▶ _Work to do_: Repeat the whole listing exactly as written.

:::

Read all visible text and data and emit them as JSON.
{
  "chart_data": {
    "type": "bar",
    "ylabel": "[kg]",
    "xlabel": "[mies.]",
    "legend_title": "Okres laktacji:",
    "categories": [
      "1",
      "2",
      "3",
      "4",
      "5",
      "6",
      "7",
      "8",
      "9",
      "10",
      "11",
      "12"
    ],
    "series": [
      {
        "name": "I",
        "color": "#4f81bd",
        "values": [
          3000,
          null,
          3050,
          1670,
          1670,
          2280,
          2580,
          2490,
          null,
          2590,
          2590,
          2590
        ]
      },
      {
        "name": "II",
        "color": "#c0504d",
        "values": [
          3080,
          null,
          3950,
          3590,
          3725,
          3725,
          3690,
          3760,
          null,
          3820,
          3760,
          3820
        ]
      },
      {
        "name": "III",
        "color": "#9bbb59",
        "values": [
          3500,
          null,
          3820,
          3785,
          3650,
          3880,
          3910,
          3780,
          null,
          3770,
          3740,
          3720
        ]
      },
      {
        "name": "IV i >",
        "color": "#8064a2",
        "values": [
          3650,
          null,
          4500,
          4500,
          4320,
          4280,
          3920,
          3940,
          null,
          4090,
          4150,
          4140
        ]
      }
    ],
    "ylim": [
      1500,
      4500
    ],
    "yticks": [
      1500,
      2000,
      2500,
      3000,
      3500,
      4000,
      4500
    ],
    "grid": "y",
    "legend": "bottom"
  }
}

:::

▶ _Result for this exercise_:
Read all visible text and data and emit them as JSON.
{
  "chart_data": {
    "type": "bar",
    "ylabel": "[kg]",
    "xlabel": "[mies.]",
    "legend_title": "Okres laktacji:",
    "categories": [
      "1",
      "2",
      "3",
      "4",
      "5",
      "6",
      "7",
      "8",
      "9",
      "10",
      "11",
      "12"
    ],
    "series": [
      {
        "name": "I",
        "color": "#4f81bd",
        "values": [
          3000,
          null,
          3050,
          1670,
          1670,
          2280,
          2580,
          2490,
          null,
          2590,
          2590,
          2590
        ]
      },
      {
        "name": "II",
        "color": "#c0504d",
        "values": [
          3080,
          null,
          3950,
          3590,
          3725,
          3725,
          3690,
          3760,
          null,
          3820,
          3760,
          3820
        ]
      },
      {
        "name": "III",
        "color": "#9bbb59",
        "values": [
          3500,
          null,
          3820,
          3785,
          3650,
          3880,
          3910,
          3780,
          null,
          3770,
          3740,
          3720
        ]
      },
      {
        "name": "IV i >",
        "color": "#8064a2",
        "values": [
          3650,
          null,
          4500,
          4500,
          4320,
          4280,
          3920,
          3940,
          null,
          4090,
          4150,
          4140
        ]
      }
    ],
    "ylim": [
      1500,
      4500
    ],
    "yticks": [
      1500,
      2000,
      2500,
      3000,
      3500,
      4000,
      4500
    ],
    "grid": "y",
    "legend": "bottom"
  }
}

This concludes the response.